Content starts
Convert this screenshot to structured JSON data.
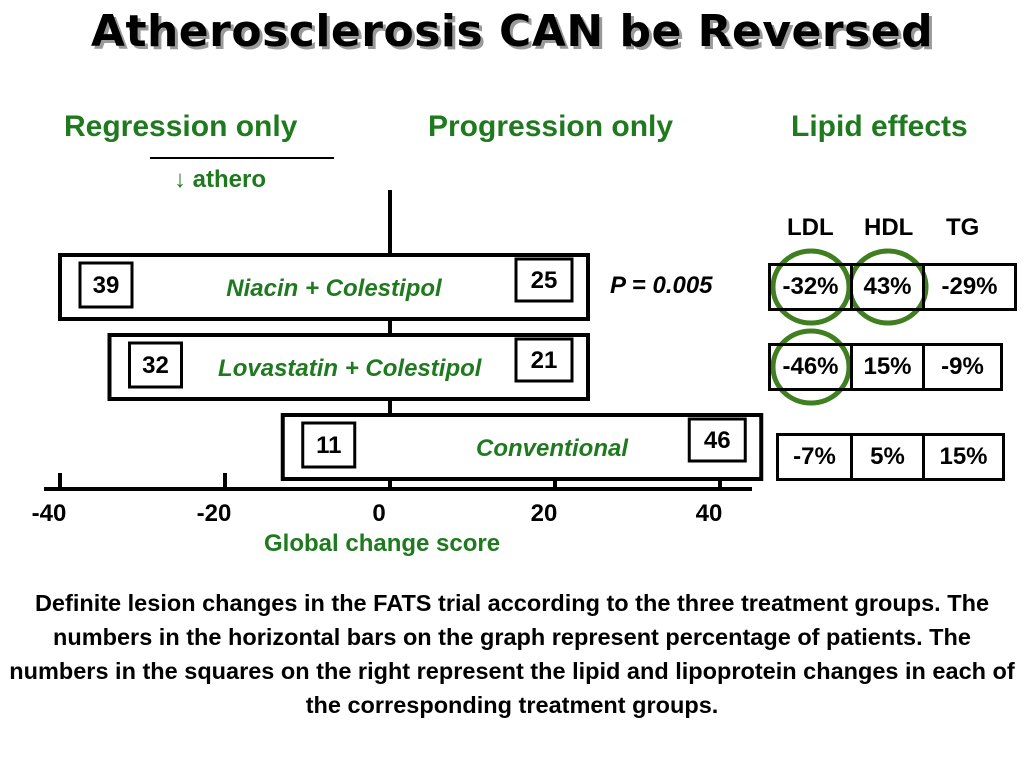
{
  "title": "Atherosclerosis CAN be Reversed",
  "headers": {
    "regression": "Regression only",
    "progression": "Progression only",
    "lipid": "Lipid effects"
  },
  "athero_note": "↓ athero",
  "p_value": "P = 0.005",
  "lipid_columns": [
    "LDL",
    "HDL",
    "TG"
  ],
  "caption": "Definite lesion changes in the FATS trial according to the three treatment groups. The numbers in the horizontal bars on the graph represent percentage of patients. The numbers in the squares on the right represent the lipid and lipoprotein changes in each of the corresponding treatment groups.",
  "colors": {
    "green": "#1f7a1f",
    "circle": "#3f7f1f",
    "black": "#000000"
  },
  "chart_data": {
    "type": "bar",
    "title": "Atherosclerosis CAN be Reversed",
    "xlabel": "Global change score",
    "ylabel": "",
    "xlim": [
      -40,
      40
    ],
    "xticks": [
      -40,
      -20,
      0,
      20,
      40
    ],
    "groups": [
      {
        "name": "Niacin + Colestipol",
        "regression": 39,
        "progression": 25,
        "range": [
          -40,
          24
        ],
        "ldl": "-32%",
        "hdl": "43%",
        "tg": "-29%",
        "circled": [
          "ldl",
          "hdl"
        ]
      },
      {
        "name": "Lovastatin + Colestipol",
        "regression": 32,
        "progression": 21,
        "range": [
          -34,
          24
        ],
        "ldl": "-46%",
        "hdl": "15%",
        "tg": "-9%",
        "circled": [
          "ldl"
        ]
      },
      {
        "name": "Conventional",
        "regression": 11,
        "progression": 46,
        "range": [
          -13,
          45
        ],
        "ldl": "-7%",
        "hdl": "5%",
        "tg": "15%",
        "circled": []
      }
    ]
  }
}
Content ends
_About this exercise_.
For each line of the material that contains the word "groups", make a copy.

_Answer space_.
  "caption": "Definite lesion changes in the FATS trial according to the three treatment groups. The numbers in the horizontal bars on the graph represent percentage of patients. The numbers in the squares on the right represent the lipid and lipoprotein changes in each of the corresponding treatment groups.",
    "groups": [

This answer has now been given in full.